| PROMPT |
List all the lines in these records that hold "each".

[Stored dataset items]
---+---

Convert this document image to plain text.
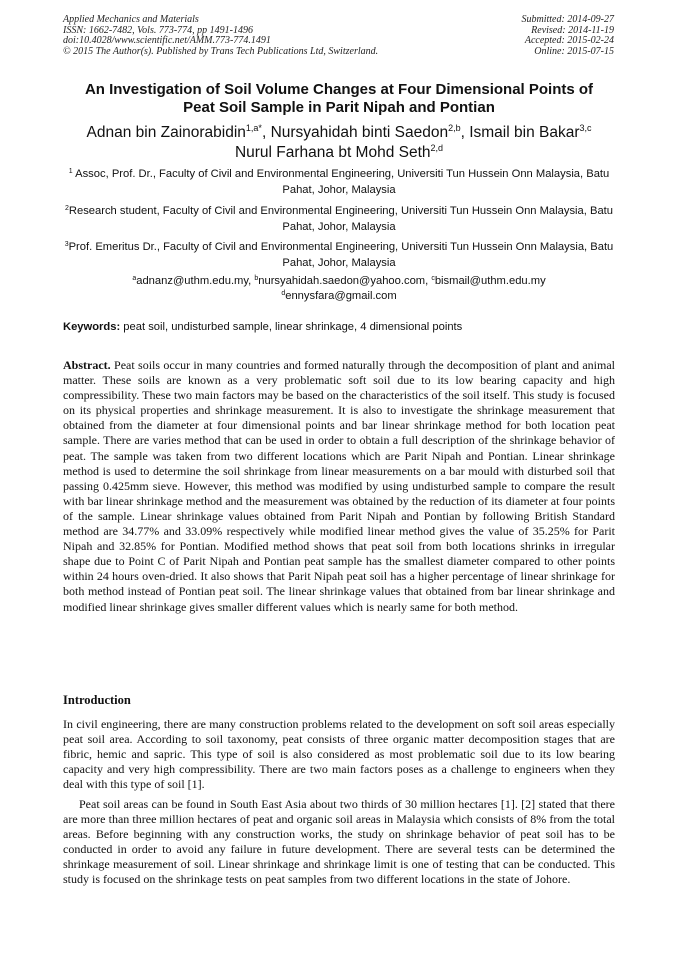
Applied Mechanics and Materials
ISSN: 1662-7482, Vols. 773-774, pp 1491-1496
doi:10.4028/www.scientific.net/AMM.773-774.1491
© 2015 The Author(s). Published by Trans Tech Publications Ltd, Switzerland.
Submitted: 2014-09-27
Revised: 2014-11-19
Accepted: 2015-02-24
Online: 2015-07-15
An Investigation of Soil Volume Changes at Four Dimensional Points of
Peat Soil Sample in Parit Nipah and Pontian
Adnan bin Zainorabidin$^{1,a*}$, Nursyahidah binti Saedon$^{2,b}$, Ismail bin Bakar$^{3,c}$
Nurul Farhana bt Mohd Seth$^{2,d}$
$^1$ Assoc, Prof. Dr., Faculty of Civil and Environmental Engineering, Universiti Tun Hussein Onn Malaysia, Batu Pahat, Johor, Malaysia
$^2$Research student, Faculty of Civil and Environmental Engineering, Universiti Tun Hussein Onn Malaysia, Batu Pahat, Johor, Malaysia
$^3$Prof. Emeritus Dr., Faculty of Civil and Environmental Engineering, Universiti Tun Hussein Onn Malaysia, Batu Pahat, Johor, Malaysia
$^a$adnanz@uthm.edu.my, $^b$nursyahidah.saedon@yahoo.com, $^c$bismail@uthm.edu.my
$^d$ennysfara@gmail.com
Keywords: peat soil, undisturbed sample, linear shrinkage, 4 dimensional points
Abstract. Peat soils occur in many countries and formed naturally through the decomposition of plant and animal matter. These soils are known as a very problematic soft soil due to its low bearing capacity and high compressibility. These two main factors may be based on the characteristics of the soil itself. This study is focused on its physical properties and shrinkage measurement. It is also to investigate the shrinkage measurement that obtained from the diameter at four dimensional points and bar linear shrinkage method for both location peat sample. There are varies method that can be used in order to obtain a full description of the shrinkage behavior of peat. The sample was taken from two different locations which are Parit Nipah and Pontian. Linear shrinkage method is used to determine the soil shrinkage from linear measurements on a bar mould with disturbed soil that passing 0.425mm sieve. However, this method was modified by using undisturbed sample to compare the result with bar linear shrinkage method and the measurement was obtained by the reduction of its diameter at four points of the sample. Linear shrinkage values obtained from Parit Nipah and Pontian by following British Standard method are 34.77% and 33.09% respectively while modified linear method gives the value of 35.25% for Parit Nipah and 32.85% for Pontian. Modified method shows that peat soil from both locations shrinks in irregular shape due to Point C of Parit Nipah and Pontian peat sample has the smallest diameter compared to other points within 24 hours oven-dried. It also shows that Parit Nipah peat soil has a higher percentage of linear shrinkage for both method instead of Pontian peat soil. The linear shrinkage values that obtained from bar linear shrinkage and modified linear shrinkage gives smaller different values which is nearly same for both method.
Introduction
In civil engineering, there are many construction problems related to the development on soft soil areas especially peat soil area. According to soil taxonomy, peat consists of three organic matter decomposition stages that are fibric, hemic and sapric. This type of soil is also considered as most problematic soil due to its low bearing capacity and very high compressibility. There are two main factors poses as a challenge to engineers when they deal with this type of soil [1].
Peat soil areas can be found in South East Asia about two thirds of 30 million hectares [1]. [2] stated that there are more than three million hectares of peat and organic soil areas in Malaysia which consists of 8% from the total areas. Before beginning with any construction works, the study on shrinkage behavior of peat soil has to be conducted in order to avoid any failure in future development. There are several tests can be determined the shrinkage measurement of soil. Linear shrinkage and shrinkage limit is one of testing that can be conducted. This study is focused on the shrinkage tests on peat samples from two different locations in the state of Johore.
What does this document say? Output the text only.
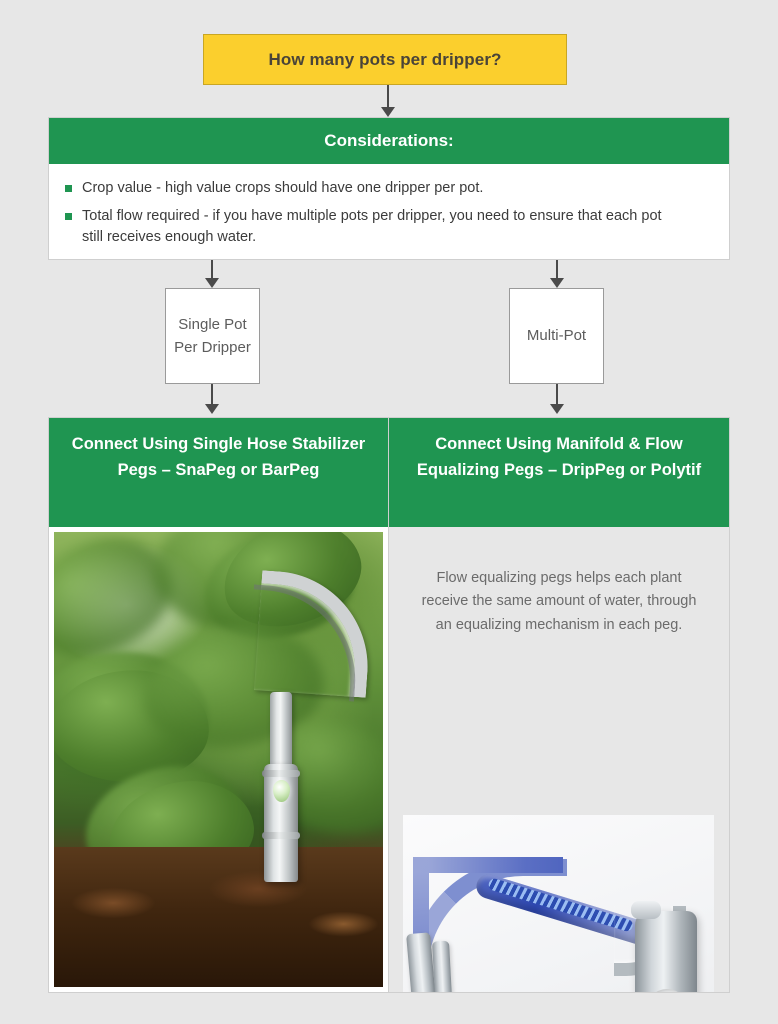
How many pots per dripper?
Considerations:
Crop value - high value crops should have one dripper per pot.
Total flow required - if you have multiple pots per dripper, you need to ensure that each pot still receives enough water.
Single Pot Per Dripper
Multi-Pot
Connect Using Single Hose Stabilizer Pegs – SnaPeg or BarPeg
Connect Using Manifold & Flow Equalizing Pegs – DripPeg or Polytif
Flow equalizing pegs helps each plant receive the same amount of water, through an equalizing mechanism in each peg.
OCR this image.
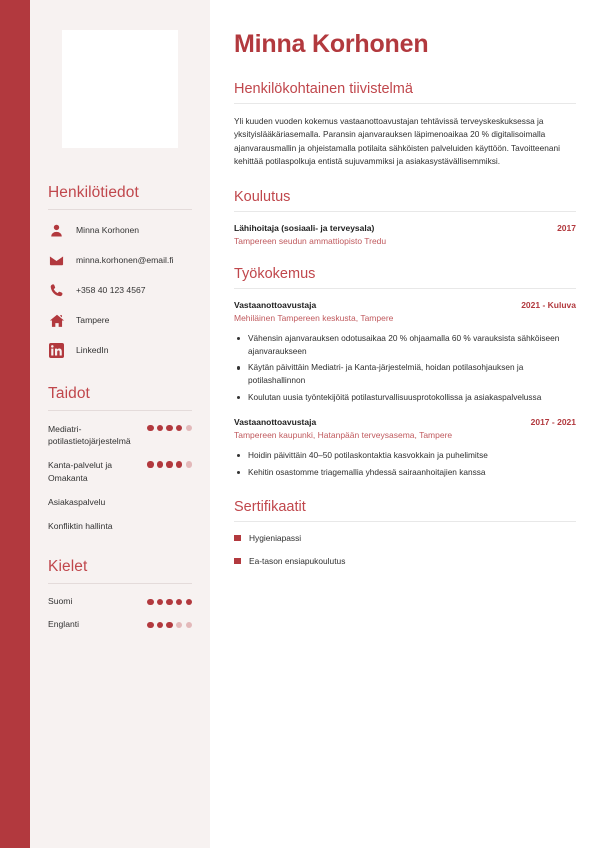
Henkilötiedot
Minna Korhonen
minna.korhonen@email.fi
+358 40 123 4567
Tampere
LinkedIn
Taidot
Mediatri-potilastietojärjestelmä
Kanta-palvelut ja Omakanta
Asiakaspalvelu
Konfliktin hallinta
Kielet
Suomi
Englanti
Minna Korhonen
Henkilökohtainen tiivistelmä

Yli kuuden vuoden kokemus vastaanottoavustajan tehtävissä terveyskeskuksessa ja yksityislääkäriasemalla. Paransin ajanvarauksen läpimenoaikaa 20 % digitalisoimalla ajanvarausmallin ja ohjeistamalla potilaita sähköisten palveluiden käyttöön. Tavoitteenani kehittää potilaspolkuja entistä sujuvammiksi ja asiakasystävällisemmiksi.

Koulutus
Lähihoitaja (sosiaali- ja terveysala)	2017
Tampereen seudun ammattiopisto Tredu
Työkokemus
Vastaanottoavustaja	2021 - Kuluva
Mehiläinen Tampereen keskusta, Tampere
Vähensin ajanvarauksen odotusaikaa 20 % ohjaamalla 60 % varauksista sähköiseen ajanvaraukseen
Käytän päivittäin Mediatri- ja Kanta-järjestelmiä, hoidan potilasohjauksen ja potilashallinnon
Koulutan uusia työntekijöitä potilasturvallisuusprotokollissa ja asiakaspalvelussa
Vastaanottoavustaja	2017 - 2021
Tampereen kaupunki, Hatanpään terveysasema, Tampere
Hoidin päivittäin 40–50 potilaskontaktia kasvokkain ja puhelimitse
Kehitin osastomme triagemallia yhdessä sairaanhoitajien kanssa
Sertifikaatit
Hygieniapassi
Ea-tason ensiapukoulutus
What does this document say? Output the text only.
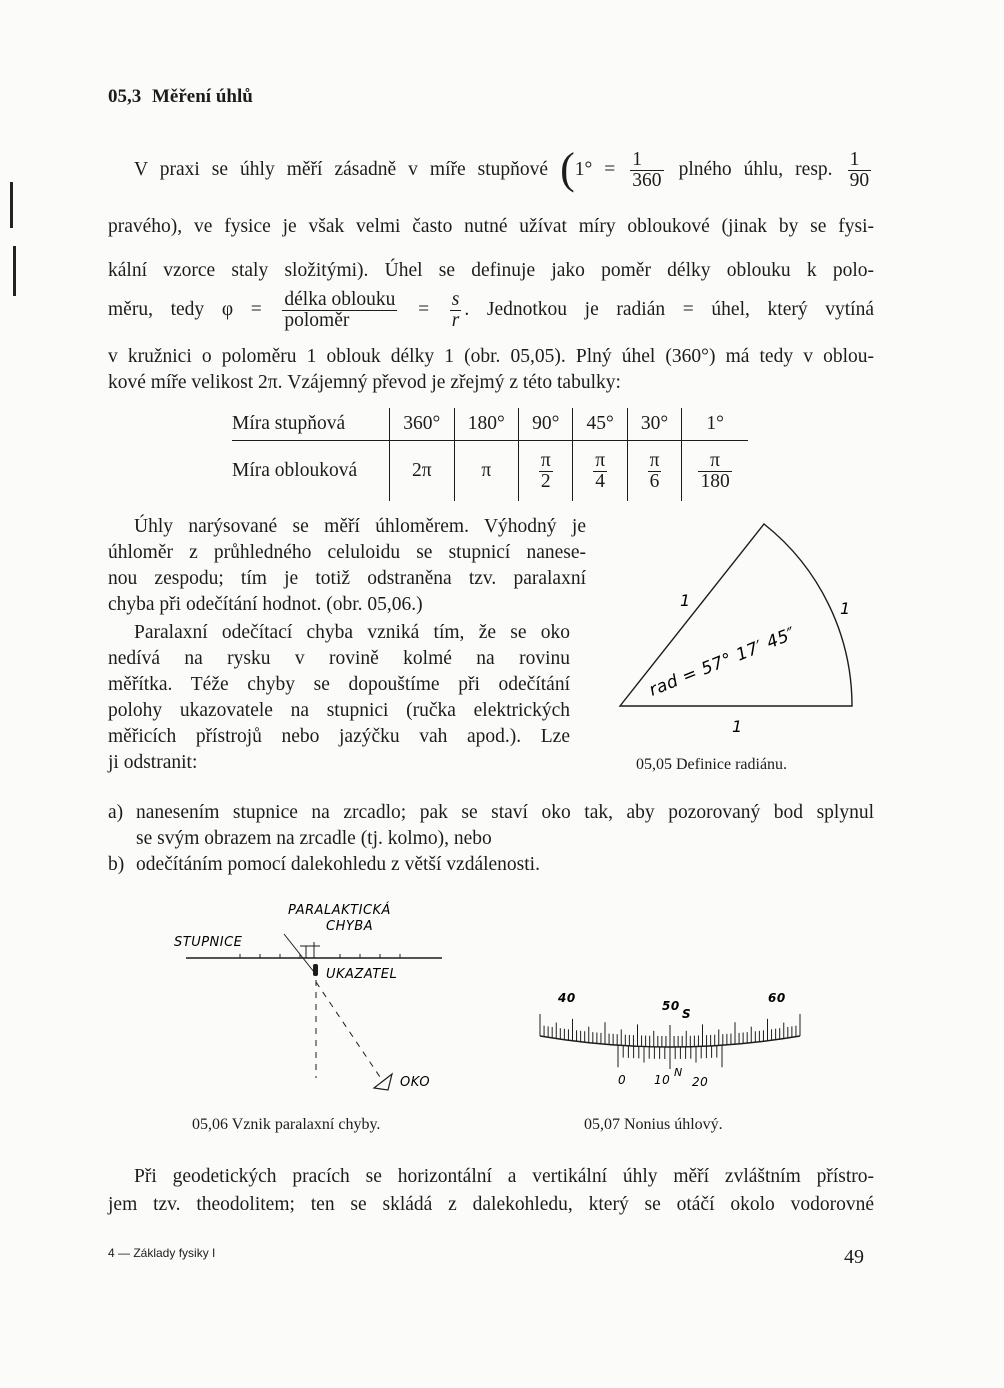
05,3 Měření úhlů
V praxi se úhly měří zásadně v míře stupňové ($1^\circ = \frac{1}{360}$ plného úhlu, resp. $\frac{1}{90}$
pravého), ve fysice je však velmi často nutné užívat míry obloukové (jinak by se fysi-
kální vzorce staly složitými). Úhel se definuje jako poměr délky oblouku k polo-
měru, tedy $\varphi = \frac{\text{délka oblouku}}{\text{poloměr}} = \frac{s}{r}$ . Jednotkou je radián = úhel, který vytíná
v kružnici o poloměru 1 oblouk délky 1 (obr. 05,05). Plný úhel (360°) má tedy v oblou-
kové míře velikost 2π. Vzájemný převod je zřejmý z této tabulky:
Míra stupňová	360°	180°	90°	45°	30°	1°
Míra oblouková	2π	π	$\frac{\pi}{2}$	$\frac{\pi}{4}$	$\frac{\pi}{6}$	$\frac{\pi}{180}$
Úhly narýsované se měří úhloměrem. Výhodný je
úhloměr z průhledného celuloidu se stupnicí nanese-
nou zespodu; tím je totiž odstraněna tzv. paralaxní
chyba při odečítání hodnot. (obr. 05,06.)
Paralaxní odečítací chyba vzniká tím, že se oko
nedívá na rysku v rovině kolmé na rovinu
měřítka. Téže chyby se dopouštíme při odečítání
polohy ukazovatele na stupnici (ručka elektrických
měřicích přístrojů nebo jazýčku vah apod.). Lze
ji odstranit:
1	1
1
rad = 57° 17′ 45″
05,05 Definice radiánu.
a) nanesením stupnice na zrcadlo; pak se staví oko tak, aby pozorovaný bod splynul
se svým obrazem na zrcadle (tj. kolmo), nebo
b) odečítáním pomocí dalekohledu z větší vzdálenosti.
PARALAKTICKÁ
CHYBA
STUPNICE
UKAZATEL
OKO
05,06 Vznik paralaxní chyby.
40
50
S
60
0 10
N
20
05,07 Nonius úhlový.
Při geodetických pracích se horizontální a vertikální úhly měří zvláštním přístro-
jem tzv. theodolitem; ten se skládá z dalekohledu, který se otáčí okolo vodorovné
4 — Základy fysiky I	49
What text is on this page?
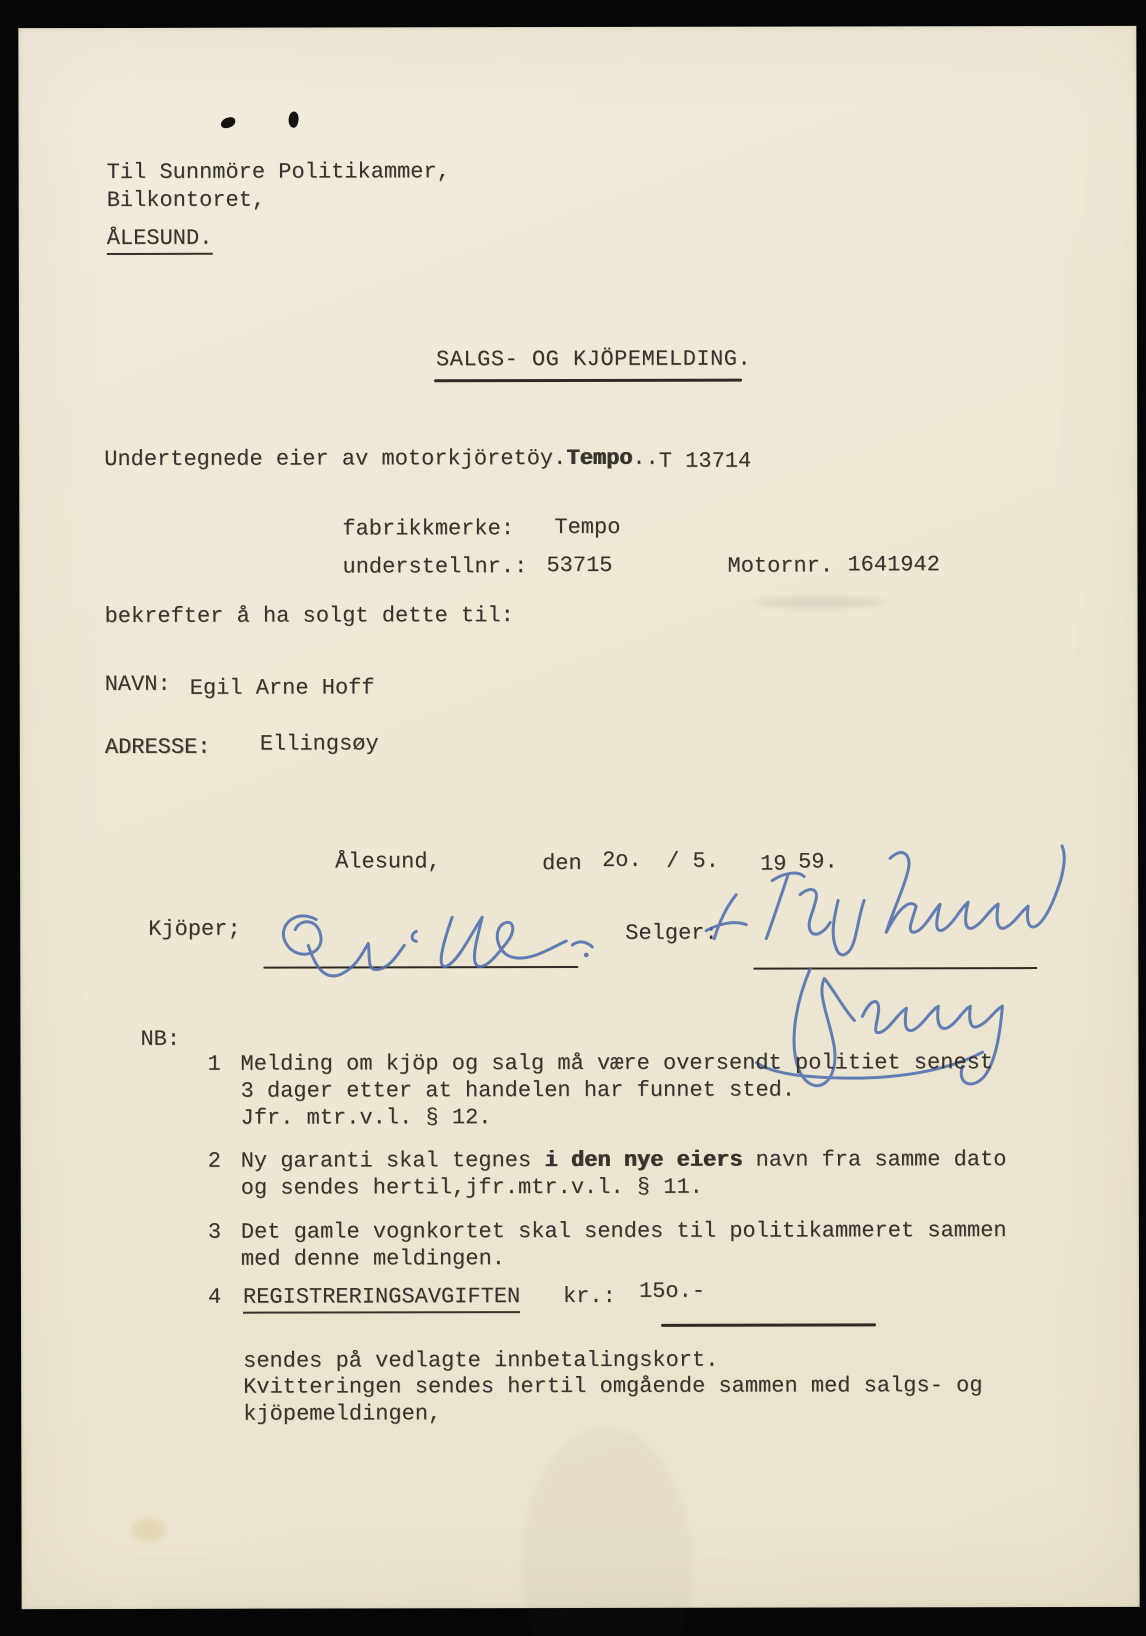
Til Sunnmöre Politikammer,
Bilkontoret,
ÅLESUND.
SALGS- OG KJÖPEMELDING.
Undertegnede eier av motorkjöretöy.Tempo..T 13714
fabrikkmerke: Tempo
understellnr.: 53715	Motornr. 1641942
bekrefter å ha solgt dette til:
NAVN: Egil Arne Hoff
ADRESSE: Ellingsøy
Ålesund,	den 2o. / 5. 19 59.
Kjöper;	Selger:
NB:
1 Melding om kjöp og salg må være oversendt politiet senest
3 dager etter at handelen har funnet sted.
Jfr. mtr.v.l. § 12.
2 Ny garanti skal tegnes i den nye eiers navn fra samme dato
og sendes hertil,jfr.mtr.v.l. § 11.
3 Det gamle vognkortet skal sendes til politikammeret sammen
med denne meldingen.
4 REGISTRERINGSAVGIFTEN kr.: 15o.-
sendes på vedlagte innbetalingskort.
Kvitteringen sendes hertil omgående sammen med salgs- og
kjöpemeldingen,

---+---

| ANSWER TO THIS EXERCISE |
Total flow required - if you have multiple pots per dripper, you need to ensure that each pot still receives enough water.
Flow equalizing pegs helps each plant receive the same amount of water, through an equalizing mechanism in each peg.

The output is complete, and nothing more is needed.